Retype the material word for word.

===== MATERIAL PROVIDED

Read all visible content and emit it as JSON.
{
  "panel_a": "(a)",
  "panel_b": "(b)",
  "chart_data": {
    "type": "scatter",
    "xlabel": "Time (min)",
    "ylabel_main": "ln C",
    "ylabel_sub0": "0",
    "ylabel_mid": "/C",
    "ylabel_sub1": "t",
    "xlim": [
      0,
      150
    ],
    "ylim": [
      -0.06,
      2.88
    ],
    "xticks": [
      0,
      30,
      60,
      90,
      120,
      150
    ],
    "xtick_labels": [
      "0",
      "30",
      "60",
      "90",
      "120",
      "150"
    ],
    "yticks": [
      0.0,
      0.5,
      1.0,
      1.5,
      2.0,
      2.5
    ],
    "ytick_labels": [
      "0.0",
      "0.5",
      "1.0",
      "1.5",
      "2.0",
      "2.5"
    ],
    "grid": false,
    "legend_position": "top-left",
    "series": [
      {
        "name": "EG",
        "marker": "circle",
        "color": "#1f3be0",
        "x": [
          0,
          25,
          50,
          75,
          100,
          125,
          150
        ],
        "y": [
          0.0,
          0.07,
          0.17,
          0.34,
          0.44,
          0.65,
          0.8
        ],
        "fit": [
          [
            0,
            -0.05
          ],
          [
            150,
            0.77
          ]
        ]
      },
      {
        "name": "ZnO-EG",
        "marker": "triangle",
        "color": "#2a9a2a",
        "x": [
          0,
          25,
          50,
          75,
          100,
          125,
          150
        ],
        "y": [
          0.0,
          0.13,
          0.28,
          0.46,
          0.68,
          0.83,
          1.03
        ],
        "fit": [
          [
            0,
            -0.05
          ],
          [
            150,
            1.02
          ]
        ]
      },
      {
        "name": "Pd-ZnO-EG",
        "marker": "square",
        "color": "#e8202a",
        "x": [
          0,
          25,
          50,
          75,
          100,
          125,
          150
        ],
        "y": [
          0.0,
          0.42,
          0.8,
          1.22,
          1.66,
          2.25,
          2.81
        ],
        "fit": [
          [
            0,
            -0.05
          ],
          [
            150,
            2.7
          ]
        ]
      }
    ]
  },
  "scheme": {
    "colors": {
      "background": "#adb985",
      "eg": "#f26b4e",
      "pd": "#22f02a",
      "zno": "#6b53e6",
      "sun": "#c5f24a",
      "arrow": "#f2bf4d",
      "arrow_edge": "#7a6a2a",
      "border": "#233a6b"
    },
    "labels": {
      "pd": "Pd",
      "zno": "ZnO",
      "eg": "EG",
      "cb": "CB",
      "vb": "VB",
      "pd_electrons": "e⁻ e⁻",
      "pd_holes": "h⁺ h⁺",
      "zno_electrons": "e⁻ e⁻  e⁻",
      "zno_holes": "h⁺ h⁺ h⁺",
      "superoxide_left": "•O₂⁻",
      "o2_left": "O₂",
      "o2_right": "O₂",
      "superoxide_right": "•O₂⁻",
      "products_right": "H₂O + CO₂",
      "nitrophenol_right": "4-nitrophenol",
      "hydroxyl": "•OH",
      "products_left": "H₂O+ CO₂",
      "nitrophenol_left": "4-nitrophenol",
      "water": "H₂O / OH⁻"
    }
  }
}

==========

## TASK OUTPUT:
Read all visible content and emit it as JSON.
{
  "panel_a": "(a)",
  "panel_b": "(b)",
  "chart_data": {
    "type": "scatter",
    "xlabel": "Time (min)",
    "ylabel_main": "ln C",
    "ylabel_sub0": "0",
    "ylabel_mid": "/C",
    "ylabel_sub1": "t",
    "xlim": [
      0,
      150
    ],
    "ylim": [
      -0.06,
      2.88
    ],
    "xticks": [
      0,
      30,
      60,
      90,
      120,
      150
    ],
    "xtick_labels": [
      "0",
      "30",
      "60",
      "90",
      "120",
      "150"
    ],
    "yticks": [
      0.0,
      0.5,
      1.0,
      1.5,
      2.0,
      2.5
    ],
    "ytick_labels": [
      "0.0",
      "0.5",
      "1.0",
      "1.5",
      "2.0",
      "2.5"
    ],
    "grid": false,
    "legend_position": "top-left",
    "series": [
      {
        "name": "EG",
        "marker": "circle",
        "color": "#1f3be0",
        "x": [
          0,
          25,
          50,
          75,
          100,
          125,
          150
        ],
        "y": [
          0.0,
          0.07,
          0.17,
          0.34,
          0.44,
          0.65,
          0.8
        ],
        "fit": [
          [
            0,
            -0.05
          ],
          [
            150,
            0.77
          ]
        ]
      },
      {
        "name": "ZnO-EG",
        "marker": "triangle",
        "color": "#2a9a2a",
        "x": [
          0,
          25,
          50,
          75,
          100,
          125,
          150
        ],
        "y": [
          0.0,
          0.13,
          0.28,
          0.46,
          0.68,
          0.83,
          1.03
        ],
        "fit": [
          [
            0,
            -0.05
          ],
          [
            150,
            1.02
          ]
        ]
      },
      {
        "name": "Pd-ZnO-EG",
        "marker": "square",
        "color": "#e8202a",
        "x": [
          0,
          25,
          50,
          75,
          100,
          125,
          150
        ],
        "y": [
          0.0,
          0.42,
          0.8,
          1.22,
          1.66,
          2.25,
          2.81
        ],
        "fit": [
          [
            0,
            -0.05
          ],
          [
            150,
            2.7
          ]
        ]
      }
    ]
  },
  "scheme": {
    "colors": {
      "background": "#adb985",
      "eg": "#f26b4e",
      "pd": "#22f02a",
      "zno": "#6b53e6",
      "sun": "#c5f24a",
      "arrow": "#f2bf4d",
      "arrow_edge": "#7a6a2a",
      "border": "#233a6b"
    },
    "labels": {
      "pd": "Pd",
      "zno": "ZnO",
      "eg": "EG",
      "cb": "CB",
      "vb": "VB",
      "pd_electrons": "e⁻ e⁻",
      "pd_holes": "h⁺ h⁺",
      "zno_electrons": "e⁻ e⁻  e⁻",
      "zno_holes": "h⁺ h⁺ h⁺",
      "superoxide_left": "•O₂⁻",
      "o2_left": "O₂",
      "o2_right": "O₂",
      "superoxide_right": "•O₂⁻",
      "products_right": "H₂O + CO₂",
      "nitrophenol_right": "4-nitrophenol",
      "hydroxyl": "•OH",
      "products_left": "H₂O+ CO₂",
      "nitrophenol_left": "4-nitrophenol",
      "water": "H₂O / OH⁻"
    }
  }
}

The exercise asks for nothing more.